• _MATERIAL FOR THIS EXERCISE_
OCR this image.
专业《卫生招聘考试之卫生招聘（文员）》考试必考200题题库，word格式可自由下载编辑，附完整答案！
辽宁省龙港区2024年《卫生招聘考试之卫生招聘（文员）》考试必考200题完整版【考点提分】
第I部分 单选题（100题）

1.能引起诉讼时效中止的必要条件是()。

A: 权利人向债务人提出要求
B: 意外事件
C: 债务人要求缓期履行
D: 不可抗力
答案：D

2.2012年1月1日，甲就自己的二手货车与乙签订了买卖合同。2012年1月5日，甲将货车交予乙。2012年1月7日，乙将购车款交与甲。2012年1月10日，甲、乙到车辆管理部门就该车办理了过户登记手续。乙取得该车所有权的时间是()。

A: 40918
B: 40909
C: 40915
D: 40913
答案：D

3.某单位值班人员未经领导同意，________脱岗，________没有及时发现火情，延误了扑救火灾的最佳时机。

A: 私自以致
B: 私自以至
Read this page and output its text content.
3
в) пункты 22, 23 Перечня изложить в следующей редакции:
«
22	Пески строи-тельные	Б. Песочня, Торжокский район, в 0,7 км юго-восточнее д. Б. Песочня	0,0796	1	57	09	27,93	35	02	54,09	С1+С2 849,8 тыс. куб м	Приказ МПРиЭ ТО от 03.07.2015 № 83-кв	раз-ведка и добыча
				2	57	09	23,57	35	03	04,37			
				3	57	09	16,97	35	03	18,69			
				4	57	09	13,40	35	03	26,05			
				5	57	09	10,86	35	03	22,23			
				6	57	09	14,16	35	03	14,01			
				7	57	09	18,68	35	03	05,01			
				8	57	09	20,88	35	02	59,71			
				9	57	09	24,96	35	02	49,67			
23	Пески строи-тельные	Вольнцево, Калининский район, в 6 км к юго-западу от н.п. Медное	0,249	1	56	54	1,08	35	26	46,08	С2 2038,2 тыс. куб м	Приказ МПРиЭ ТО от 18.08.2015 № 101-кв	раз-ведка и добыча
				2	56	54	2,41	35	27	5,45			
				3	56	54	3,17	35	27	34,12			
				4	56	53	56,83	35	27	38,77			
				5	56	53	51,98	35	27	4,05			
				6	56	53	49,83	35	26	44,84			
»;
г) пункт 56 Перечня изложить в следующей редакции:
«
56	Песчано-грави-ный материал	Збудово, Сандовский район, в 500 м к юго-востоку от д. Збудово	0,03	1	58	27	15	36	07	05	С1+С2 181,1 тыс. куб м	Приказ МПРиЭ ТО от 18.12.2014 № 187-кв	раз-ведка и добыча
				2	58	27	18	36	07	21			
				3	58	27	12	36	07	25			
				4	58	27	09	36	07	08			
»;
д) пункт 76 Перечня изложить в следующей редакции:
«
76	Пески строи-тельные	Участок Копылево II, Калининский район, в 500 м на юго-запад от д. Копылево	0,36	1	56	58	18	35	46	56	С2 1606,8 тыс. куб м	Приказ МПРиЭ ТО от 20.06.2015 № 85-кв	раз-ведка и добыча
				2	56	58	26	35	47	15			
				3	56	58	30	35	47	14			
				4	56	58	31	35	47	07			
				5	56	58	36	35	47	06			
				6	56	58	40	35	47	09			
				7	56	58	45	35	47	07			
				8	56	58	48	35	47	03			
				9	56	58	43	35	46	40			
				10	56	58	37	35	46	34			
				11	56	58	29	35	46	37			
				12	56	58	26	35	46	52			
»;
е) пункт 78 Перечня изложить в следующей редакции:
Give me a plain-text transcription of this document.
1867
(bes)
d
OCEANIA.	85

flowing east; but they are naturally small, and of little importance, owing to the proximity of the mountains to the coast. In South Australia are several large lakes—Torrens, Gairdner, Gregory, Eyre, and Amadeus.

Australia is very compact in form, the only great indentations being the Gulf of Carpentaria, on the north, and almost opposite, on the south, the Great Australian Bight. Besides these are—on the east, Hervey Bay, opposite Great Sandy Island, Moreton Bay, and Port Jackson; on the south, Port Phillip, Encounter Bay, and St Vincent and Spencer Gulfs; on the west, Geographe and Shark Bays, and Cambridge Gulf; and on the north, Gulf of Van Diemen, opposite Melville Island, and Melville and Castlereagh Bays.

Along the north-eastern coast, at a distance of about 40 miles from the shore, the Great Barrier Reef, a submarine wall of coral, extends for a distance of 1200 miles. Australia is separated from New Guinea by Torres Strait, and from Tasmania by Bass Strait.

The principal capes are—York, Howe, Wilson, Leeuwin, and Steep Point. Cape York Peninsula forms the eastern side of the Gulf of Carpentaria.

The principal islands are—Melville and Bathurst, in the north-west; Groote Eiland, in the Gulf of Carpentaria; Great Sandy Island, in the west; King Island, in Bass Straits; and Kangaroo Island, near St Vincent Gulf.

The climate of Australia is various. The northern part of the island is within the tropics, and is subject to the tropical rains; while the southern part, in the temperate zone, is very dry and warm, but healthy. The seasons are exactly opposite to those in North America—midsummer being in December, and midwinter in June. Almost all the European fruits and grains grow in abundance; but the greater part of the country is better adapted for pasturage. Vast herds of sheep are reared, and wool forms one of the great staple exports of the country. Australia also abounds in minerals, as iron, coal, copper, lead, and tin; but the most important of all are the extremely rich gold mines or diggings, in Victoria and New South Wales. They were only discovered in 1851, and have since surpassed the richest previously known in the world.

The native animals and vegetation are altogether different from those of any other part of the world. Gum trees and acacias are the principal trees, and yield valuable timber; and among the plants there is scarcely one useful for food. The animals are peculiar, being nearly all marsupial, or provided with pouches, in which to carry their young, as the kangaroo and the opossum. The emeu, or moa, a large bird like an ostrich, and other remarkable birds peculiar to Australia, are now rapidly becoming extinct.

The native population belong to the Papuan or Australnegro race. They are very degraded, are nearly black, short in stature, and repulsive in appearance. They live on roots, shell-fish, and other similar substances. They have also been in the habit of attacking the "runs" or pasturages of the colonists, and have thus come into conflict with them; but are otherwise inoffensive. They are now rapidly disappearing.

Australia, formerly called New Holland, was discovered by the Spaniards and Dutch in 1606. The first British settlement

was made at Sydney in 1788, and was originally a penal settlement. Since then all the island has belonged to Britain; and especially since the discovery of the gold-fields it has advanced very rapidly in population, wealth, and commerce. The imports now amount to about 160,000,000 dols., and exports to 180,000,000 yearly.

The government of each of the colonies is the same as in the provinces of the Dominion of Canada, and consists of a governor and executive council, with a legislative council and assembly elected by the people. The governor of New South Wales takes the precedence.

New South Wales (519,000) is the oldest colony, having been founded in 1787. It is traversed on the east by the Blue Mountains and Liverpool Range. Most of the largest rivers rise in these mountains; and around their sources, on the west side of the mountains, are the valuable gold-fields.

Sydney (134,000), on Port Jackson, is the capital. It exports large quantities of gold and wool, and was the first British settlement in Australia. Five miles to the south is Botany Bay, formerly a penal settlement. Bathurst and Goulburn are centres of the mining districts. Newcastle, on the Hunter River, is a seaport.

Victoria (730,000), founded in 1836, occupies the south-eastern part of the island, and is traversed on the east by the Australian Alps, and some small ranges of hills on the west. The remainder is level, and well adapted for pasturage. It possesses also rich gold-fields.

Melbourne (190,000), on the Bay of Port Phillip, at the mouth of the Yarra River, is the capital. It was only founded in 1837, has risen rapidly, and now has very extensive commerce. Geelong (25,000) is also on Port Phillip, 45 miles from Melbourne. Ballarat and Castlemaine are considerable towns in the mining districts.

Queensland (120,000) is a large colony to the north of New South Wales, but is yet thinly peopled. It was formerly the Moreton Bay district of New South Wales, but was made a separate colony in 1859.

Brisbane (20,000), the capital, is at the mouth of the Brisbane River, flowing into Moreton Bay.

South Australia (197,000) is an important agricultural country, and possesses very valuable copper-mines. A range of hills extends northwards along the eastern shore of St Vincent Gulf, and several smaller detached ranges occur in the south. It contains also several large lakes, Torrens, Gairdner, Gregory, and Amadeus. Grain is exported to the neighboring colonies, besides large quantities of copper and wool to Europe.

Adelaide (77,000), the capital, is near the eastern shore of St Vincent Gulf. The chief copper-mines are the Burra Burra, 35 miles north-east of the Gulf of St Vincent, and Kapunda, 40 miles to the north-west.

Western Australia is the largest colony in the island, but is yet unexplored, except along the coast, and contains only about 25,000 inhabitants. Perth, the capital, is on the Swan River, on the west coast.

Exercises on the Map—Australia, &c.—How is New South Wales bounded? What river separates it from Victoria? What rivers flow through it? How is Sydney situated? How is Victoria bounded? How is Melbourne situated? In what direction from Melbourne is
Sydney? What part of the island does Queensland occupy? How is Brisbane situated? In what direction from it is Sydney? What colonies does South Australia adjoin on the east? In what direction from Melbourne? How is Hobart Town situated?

• _WHAT YOU ARE ASKED TO DO_
Gather from the entries above all lines that include the string "Brisbane".

• _RESPONSE BELOW_
Brisbane (20,000), the capital, is at the mouth of the Brisbane River, flowing into Moreton Bay.
Sydney? What part of the island does Queensland occupy? How is Brisbane situated? In what direction from it is Sydney? What colonies does South Australia adjoin on the east? In what direction from Melbourne? How is Hobart Town situated?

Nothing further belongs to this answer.